Task goal =>
Using the listing below, give the number of lines where "name" appears, and nothing else.
***
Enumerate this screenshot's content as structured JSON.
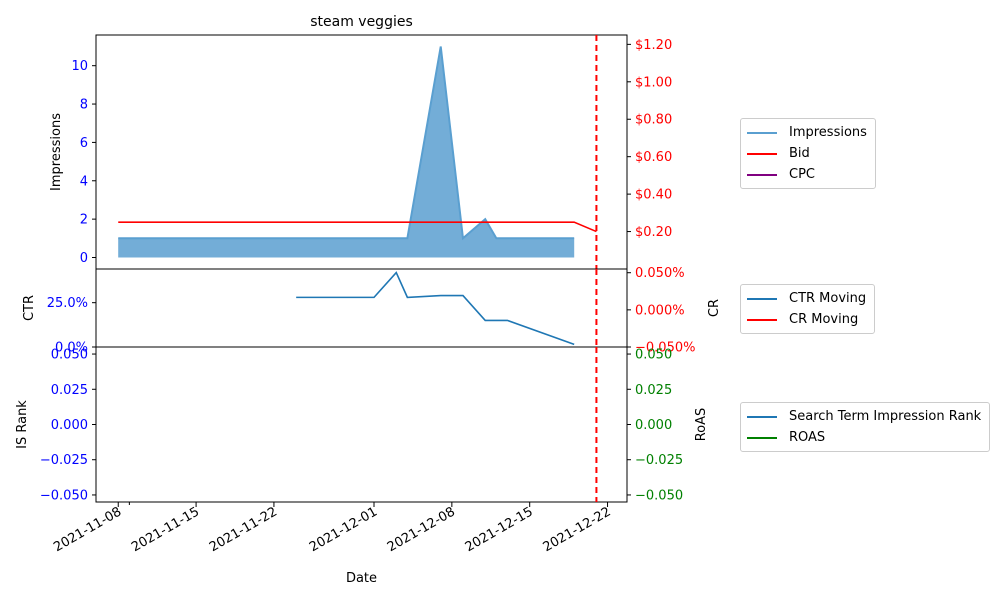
{
  "chart_data": {
    "type": "line",
    "title": "steam veggies",
    "xlabel": "Date",
    "x_ticks": [
      "2021-11-08",
      "2021-11-15",
      "2021-11-22",
      "2021-12-01",
      "2021-12-08",
      "2021-12-15",
      "2021-12-22"
    ],
    "marker_date": "2021-12-21",
    "marker_color": "#ff0000",
    "panels": [
      {
        "name": "impressions-panel",
        "ylabel_left": "Impressions",
        "ylabel_right": "",
        "ylim_left": [
          -0.6,
          11.6
        ],
        "ylim_right": [
          0.0,
          1.25
        ],
        "left_ticks": [
          {
            "v": 0,
            "label": "0"
          },
          {
            "v": 2,
            "label": "2"
          },
          {
            "v": 4,
            "label": "4"
          },
          {
            "v": 6,
            "label": "6"
          },
          {
            "v": 8,
            "label": "8"
          },
          {
            "v": 10,
            "label": "10"
          }
        ],
        "right_ticks": [
          {
            "v": 0.2,
            "label": "$0.20"
          },
          {
            "v": 0.4,
            "label": "$0.40"
          },
          {
            "v": 0.6,
            "label": "$0.60"
          },
          {
            "v": 0.8,
            "label": "$0.80"
          },
          {
            "v": 1.0,
            "label": "$1.00"
          },
          {
            "v": 1.2,
            "label": "$1.20"
          }
        ],
        "left_tick_color": "#0000ff",
        "right_tick_color": "#ff0000",
        "series": [
          {
            "name": "Impressions",
            "axis": "left",
            "style": "area",
            "color": "#5a9fd0",
            "x": [
              "2021-11-08",
              "2021-12-04",
              "2021-12-07",
              "2021-12-09",
              "2021-12-11",
              "2021-12-12",
              "2021-12-19"
            ],
            "y": [
              1,
              1,
              11,
              1,
              2,
              1,
              1
            ]
          },
          {
            "name": "Bid",
            "axis": "right",
            "style": "line",
            "color": "#ff0000",
            "x": [
              "2021-11-08",
              "2021-12-19",
              "2021-12-21"
            ],
            "y": [
              0.25,
              0.25,
              0.2
            ]
          },
          {
            "name": "CPC",
            "axis": "right",
            "style": "line",
            "color": "#800080",
            "x": [],
            "y": []
          }
        ]
      },
      {
        "name": "ctr-panel",
        "ylabel_left": "CTR",
        "ylabel_right": "CR",
        "ylim_left": [
          0,
          0.44
        ],
        "ylim_right": [
          -0.05,
          0.055
        ],
        "left_ticks": [
          {
            "v": 0,
            "label": "0.0%"
          },
          {
            "v": 0.25,
            "label": "25.0%"
          }
        ],
        "right_ticks": [
          {
            "v": -0.05,
            "label": "−0.050%"
          },
          {
            "v": 0.0,
            "label": "0.000%"
          },
          {
            "v": 0.05,
            "label": "0.050%"
          }
        ],
        "left_tick_color": "#0000ff",
        "right_tick_color": "#ff0000",
        "series": [
          {
            "name": "CTR Moving",
            "axis": "left",
            "style": "line",
            "color": "#1f77b4",
            "x": [
              "2021-11-24",
              "2021-12-01",
              "2021-12-03",
              "2021-12-04",
              "2021-12-07",
              "2021-12-09",
              "2021-12-11",
              "2021-12-13",
              "2021-12-19"
            ],
            "y": [
              0.28,
              0.28,
              0.42,
              0.28,
              0.29,
              0.29,
              0.15,
              0.15,
              0.015
            ]
          },
          {
            "name": "CR Moving",
            "axis": "right",
            "style": "line",
            "color": "#ff0000",
            "x": [],
            "y": []
          }
        ]
      },
      {
        "name": "is-rank-panel",
        "ylabel_left": "IS Rank",
        "ylabel_right": "RoAS",
        "ylim_left": [
          -0.055,
          0.055
        ],
        "ylim_right": [
          -0.055,
          0.055
        ],
        "left_ticks": [
          {
            "v": -0.05,
            "label": "−0.050"
          },
          {
            "v": -0.025,
            "label": "−0.025"
          },
          {
            "v": 0,
            "label": "0.000"
          },
          {
            "v": 0.025,
            "label": "0.025"
          },
          {
            "v": 0.05,
            "label": "0.050"
          }
        ],
        "right_ticks": [
          {
            "v": -0.05,
            "label": "−0.050"
          },
          {
            "v": -0.025,
            "label": "−0.025"
          },
          {
            "v": 0,
            "label": "0.000"
          },
          {
            "v": 0.025,
            "label": "0.025"
          },
          {
            "v": 0.05,
            "label": "0.050"
          }
        ],
        "left_tick_color": "#0000ff",
        "right_tick_color": "#008000",
        "series": [
          {
            "name": "Search Term Impression Rank",
            "axis": "left",
            "style": "line",
            "color": "#1f77b4",
            "x": [],
            "y": []
          },
          {
            "name": "ROAS",
            "axis": "right",
            "style": "line",
            "color": "#008000",
            "x": [],
            "y": []
          }
        ]
      }
    ],
    "legends": [
      {
        "panel": "impressions-panel",
        "placement": "outside-right",
        "entries": [
          {
            "label": "Impressions",
            "color": "#5a9fd0"
          },
          {
            "label": "Bid",
            "color": "#ff0000"
          },
          {
            "label": "CPC",
            "color": "#800080"
          }
        ]
      },
      {
        "panel": "ctr-panel",
        "placement": "outside-right",
        "entries": [
          {
            "label": "CTR Moving",
            "color": "#1f77b4"
          },
          {
            "label": "CR Moving",
            "color": "#ff0000"
          }
        ]
      },
      {
        "panel": "is-rank-panel",
        "placement": "outside-right",
        "entries": [
          {
            "label": "Search Term Impression Rank",
            "color": "#1f77b4"
          },
          {
            "label": "ROAS",
            "color": "#008000"
          }
        ]
      }
    ]
  }
}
***
Result of this task =>
10